▶ PROBLEM STATEMENT
Where does the string "screenshot" appear? Copy every line of the entries below that holds it.

(Saved entries)

○ ○ ○ ○

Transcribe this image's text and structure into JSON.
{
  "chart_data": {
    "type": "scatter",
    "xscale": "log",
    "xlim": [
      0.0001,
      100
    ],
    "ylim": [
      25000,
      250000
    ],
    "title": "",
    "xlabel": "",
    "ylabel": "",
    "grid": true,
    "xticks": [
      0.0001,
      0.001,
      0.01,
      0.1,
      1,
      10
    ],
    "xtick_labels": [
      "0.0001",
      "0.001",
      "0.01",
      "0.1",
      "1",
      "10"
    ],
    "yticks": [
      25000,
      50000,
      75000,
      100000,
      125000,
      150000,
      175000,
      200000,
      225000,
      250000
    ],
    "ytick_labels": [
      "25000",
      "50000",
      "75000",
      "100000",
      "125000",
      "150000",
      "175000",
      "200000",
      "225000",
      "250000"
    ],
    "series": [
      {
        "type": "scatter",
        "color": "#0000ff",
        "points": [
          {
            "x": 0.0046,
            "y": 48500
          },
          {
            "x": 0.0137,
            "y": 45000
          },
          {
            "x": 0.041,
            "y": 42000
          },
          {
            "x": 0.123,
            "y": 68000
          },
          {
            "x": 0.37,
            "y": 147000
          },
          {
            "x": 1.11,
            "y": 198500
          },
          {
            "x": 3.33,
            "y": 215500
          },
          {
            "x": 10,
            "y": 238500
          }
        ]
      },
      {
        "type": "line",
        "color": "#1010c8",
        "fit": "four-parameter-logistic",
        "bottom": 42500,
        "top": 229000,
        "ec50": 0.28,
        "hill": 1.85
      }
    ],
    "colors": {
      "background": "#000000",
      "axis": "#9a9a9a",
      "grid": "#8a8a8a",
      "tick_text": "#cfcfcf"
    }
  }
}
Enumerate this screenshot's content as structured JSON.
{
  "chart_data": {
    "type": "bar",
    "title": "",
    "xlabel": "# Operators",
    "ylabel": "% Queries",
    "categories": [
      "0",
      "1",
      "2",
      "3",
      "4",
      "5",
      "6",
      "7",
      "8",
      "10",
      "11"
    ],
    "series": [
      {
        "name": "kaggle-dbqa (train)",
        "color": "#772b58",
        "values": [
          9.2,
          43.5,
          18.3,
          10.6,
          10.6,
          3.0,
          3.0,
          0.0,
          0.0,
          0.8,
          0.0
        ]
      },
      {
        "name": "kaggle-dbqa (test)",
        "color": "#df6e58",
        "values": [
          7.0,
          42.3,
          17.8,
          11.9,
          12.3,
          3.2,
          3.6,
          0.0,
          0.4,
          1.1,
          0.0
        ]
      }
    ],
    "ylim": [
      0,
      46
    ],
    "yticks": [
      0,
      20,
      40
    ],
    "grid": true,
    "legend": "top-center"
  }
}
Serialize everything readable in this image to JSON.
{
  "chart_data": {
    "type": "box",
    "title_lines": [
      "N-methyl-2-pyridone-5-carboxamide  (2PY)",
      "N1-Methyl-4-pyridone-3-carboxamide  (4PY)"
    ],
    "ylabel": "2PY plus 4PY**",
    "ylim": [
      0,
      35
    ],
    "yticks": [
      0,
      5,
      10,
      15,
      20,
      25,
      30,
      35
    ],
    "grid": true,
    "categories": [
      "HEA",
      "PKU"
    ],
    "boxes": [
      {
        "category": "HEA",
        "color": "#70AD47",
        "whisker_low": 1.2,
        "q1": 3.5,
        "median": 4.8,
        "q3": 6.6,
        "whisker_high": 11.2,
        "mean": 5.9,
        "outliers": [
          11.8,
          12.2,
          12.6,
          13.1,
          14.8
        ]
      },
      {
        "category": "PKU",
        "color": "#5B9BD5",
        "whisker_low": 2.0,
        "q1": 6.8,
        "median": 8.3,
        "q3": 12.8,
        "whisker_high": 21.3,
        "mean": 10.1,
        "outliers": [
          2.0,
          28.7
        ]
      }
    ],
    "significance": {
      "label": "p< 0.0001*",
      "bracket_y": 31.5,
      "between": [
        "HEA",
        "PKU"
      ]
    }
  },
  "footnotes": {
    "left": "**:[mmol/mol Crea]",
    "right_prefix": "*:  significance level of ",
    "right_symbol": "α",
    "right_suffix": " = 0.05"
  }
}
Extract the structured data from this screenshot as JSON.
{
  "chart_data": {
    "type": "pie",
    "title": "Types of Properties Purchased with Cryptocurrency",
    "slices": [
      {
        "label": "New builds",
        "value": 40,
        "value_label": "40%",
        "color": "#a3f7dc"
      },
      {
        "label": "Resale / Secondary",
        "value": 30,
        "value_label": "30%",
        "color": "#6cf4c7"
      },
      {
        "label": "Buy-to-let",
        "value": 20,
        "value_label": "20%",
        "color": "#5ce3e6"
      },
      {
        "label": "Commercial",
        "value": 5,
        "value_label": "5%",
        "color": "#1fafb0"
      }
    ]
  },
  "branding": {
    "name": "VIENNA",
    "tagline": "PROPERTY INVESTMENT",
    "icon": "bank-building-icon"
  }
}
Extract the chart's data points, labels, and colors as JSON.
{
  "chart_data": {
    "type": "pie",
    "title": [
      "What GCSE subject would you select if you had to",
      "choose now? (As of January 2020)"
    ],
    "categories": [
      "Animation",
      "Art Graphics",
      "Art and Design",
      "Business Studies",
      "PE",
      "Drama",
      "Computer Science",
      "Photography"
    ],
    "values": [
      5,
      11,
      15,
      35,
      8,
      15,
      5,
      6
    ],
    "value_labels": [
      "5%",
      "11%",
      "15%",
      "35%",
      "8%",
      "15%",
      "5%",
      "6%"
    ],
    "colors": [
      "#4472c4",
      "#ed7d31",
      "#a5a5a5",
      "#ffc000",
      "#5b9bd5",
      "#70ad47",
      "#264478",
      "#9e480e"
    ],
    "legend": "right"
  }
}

○ ○ ○ ○

▶ RESPONSE FOR THIS EXERCISE
Enumerate this screenshot's content as structured JSON.
Extract the structured data from this screenshot as JSON.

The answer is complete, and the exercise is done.